* **YOUR GOAL**
Each line below should be reproduced without any alteration.

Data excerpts
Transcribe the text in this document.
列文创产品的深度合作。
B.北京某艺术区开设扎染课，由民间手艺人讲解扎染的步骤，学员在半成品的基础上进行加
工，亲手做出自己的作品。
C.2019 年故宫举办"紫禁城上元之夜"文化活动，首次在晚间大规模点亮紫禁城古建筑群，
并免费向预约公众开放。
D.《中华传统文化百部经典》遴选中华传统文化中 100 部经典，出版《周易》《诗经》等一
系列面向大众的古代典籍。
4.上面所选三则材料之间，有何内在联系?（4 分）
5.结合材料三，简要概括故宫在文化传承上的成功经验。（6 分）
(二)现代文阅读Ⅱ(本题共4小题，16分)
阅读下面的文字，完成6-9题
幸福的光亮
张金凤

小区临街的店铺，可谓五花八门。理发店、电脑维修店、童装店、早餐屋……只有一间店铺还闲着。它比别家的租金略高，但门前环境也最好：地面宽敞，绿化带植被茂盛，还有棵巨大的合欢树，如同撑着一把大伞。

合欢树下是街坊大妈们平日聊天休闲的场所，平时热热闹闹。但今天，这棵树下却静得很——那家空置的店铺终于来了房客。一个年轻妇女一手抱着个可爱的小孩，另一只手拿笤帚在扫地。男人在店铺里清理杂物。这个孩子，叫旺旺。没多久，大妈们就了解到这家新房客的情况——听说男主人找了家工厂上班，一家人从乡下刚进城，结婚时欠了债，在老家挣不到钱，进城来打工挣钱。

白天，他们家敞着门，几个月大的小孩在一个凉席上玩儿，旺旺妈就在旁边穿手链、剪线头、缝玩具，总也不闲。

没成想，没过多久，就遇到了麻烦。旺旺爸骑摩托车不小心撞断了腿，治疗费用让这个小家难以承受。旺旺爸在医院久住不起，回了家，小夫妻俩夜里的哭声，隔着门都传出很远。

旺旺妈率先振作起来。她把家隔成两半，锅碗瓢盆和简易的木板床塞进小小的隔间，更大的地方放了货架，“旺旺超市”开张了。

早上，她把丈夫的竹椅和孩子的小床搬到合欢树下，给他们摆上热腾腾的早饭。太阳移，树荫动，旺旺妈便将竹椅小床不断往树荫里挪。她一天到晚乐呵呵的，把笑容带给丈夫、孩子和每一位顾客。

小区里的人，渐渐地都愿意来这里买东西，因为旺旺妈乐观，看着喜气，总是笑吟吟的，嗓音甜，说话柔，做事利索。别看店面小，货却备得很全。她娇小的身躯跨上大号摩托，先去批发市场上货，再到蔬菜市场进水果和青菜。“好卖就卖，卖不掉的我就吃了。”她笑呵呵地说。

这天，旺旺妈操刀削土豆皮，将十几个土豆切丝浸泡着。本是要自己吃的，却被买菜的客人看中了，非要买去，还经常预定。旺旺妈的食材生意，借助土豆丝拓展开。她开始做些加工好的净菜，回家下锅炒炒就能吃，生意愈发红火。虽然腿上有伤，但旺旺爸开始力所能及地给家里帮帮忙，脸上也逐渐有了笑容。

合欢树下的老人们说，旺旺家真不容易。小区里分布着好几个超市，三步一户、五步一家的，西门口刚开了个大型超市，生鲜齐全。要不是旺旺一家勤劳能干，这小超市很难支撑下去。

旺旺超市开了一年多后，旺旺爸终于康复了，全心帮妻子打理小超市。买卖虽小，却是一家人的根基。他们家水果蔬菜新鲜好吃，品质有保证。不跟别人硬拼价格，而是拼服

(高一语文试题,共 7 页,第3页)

* **SOLUTION FOR THIS PROBLEM**
Transcribe the text in this document.
列文创产品的深度合作。
B.北京某艺术区开设扎染课，由民间手艺人讲解扎染的步骤，学员在半成品的基础上进行加
工，亲手做出自己的作品。
C.2019 年故宫举办"紫禁城上元之夜"文化活动，首次在晚间大规模点亮紫禁城古建筑群，
并免费向预约公众开放。
D.《中华传统文化百部经典》遴选中华传统文化中 100 部经典，出版《周易》《诗经》等一
系列面向大众的古代典籍。
4.上面所选三则材料之间，有何内在联系?（4 分）
5.结合材料三，简要概括故宫在文化传承上的成功经验。（6 分）
(二)现代文阅读Ⅱ(本题共4小题，16分)
阅读下面的文字，完成6-9题
幸福的光亮
张金凤

小区临街的店铺，可谓五花八门。理发店、电脑维修店、童装店、早餐屋……只有一间店铺还闲着。它比别家的租金略高，但门前环境也最好：地面宽敞，绿化带植被茂盛，还有棵巨大的合欢树，如同撑着一把大伞。

合欢树下是街坊大妈们平日聊天休闲的场所，平时热热闹闹。但今天，这棵树下却静得很——那家空置的店铺终于来了房客。一个年轻妇女一手抱着个可爱的小孩，另一只手拿笤帚在扫地。男人在店铺里清理杂物。这个孩子，叫旺旺。没多久，大妈们就了解到这家新房客的情况——听说男主人找了家工厂上班，一家人从乡下刚进城，结婚时欠了债，在老家挣不到钱，进城来打工挣钱。

白天，他们家敞着门，几个月大的小孩在一个凉席上玩儿，旺旺妈就在旁边穿手链、剪线头、缝玩具，总也不闲。

没成想，没过多久，就遇到了麻烦。旺旺爸骑摩托车不小心撞断了腿，治疗费用让这个小家难以承受。旺旺爸在医院久住不起，回了家，小夫妻俩夜里的哭声，隔着门都传出很远。

旺旺妈率先振作起来。她把家隔成两半，锅碗瓢盆和简易的木板床塞进小小的隔间，更大的地方放了货架，“旺旺超市”开张了。

早上，她把丈夫的竹椅和孩子的小床搬到合欢树下，给他们摆上热腾腾的早饭。太阳移，树荫动，旺旺妈便将竹椅小床不断往树荫里挪。她一天到晚乐呵呵的，把笑容带给丈夫、孩子和每一位顾客。

小区里的人，渐渐地都愿意来这里买东西，因为旺旺妈乐观，看着喜气，总是笑吟吟的，嗓音甜，说话柔，做事利索。别看店面小，货却备得很全。她娇小的身躯跨上大号摩托，先去批发市场上货，再到蔬菜市场进水果和青菜。“好卖就卖，卖不掉的我就吃了。”她笑呵呵地说。

这天，旺旺妈操刀削土豆皮，将十几个土豆切丝浸泡着。本是要自己吃的，却被买菜的客人看中了，非要买去，还经常预定。旺旺妈的食材生意，借助土豆丝拓展开。她开始做些加工好的净菜，回家下锅炒炒就能吃，生意愈发红火。虽然腿上有伤，但旺旺爸开始力所能及地给家里帮帮忙，脸上也逐渐有了笑容。

合欢树下的老人们说，旺旺家真不容易。小区里分布着好几个超市，三步一户、五步一家的，西门口刚开了个大型超市，生鲜齐全。要不是旺旺一家勤劳能干，这小超市很难支撑下去。

旺旺超市开了一年多后，旺旺爸终于康复了，全心帮妻子打理小超市。买卖虽小，却是一家人的根基。他们家水果蔬菜新鲜好吃，品质有保证。不跟别人硬拼价格，而是拼服

(高一语文试题,共 7 页,第3页)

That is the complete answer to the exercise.